Set down each line of the material that follows, exactly, with no pictures.

---------- Data for processing

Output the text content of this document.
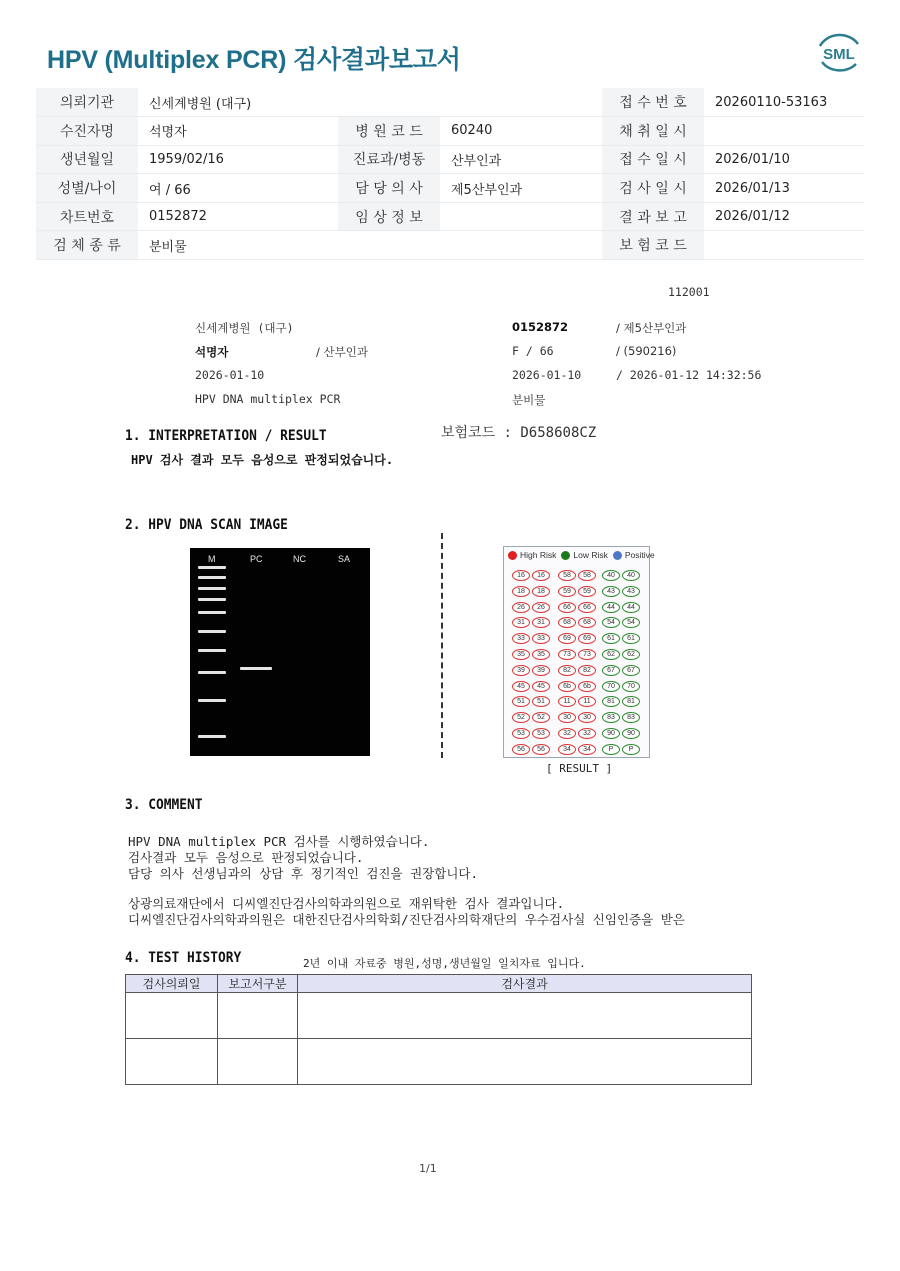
HPV (Multiplex PCR) 검사결과보고서	SML
의뢰기관	신세계병원 (대구)			접 수 번 호	20260110-53163
수진자명	석명자	병 원 코 드	60240	채 취 일 시	
생년월일	1959/02/16	진료과/병동	산부인과	접 수 일 시	2026/01/10
성별/나이	여 / 66	담 당 의 사	제5산부인과	검 사 일 시	2026/01/13
차트번호	0152872	임 상 정 보		결 과 보 고	2026/01/12
검 체 종 류	분비물			보 험 코 드	
112001
신세계병원 (대구)	0152872	/ 제5산부인과
석명자	/ 산부인과	F / 66	/ (590216)
2026-01-10	2026-01-10	/ 2026-01-12 14:32:56
HPV DNA multiplex PCR	분비물
1. INTERPRETATION / RESULT	보험코드 : D658608CZ
HPV 검사 결과 모두 음성으로 판정되었습니다.
2. HPV DNA SCAN IMAGE
M	PC	NC	SA	High Risk Low Risk Positive
16	16
18	18
26	26
31	31
33	33
35	35
39	39
45	45
51	51
52	52
53	53
56	56
58	58
59	59
66	66
68	68
69	69
73	73
82	82
6b	6b
11	11
30	30
32	32
34	34
40	40
43	43
44	44
54	54
61	61
62	62
67	67
70	70
81	81
83	83
90	90
P	P
[ RESULT ]
3. COMMENT
HPV DNA multiplex PCR 검사를 시행하였습니다.
검사결과 모두 음성으로 판정되었습니다.
담당 의사 선생님과의 상담 후 정기적인 검진을 권장합니다.
상광의료재단에서 디씨엘진단검사의학과의원으로 재위탁한 검사 결과입니다.
디씨엘진단검사의학과의원은 대한진단검사의학회/진단검사의학재단의 우수검사실 신임인증을 받은
4. TEST HISTORY	2년 이내 자료중 병원,성명,생년월일 일치자료 입니다.
검사의뢰일	보고서구분	검사결과

1/1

--------------------

Answer to this problem ▸
Output the text content of this document.
HPV (Multiplex PCR) 검사결과보고서	SML
의뢰기관	신세계병원 (대구)			접 수 번 호	20260110-53163
수진자명	석명자	병 원 코 드	60240	채 취 일 시	
생년월일	1959/02/16	진료과/병동	산부인과	접 수 일 시	2026/01/10
성별/나이	여 / 66	담 당 의 사	제5산부인과	검 사 일 시	2026/01/13
차트번호	0152872	임 상 정 보		결 과 보 고	2026/01/12
검 체 종 류	분비물			보 험 코 드	
112001
신세계병원 (대구)	0152872	/ 제5산부인과
석명자	/ 산부인과	F / 66	/ (590216)
2026-01-10	2026-01-10	/ 2026-01-12 14:32:56
HPV DNA multiplex PCR	분비물
1. INTERPRETATION / RESULT	보험코드 : D658608CZ
HPV 검사 결과 모두 음성으로 판정되었습니다.
2. HPV DNA SCAN IMAGE
M	PC	NC	SA	High Risk Low Risk Positive
16	16
18	18
26	26
31	31
33	33
35	35
39	39
45	45
51	51
52	52
53	53
56	56
58	58
59	59
66	66
68	68
69	69
73	73
82	82
6b	6b
11	11
30	30
32	32
34	34
40	40
43	43
44	44
54	54
61	61
62	62
67	67
70	70
81	81
83	83
90	90
P	P
[ RESULT ]
3. COMMENT
HPV DNA multiplex PCR 검사를 시행하였습니다.
검사결과 모두 음성으로 판정되었습니다.
담당 의사 선생님과의 상담 후 정기적인 검진을 권장합니다.
상광의료재단에서 디씨엘진단검사의학과의원으로 재위탁한 검사 결과입니다.
디씨엘진단검사의학과의원은 대한진단검사의학회/진단검사의학재단의 우수검사실 신임인증을 받은
4. TEST HISTORY	2년 이내 자료중 병원,성명,생년월일 일치자료 입니다.
검사의뢰일	보고서구분	검사결과

1/1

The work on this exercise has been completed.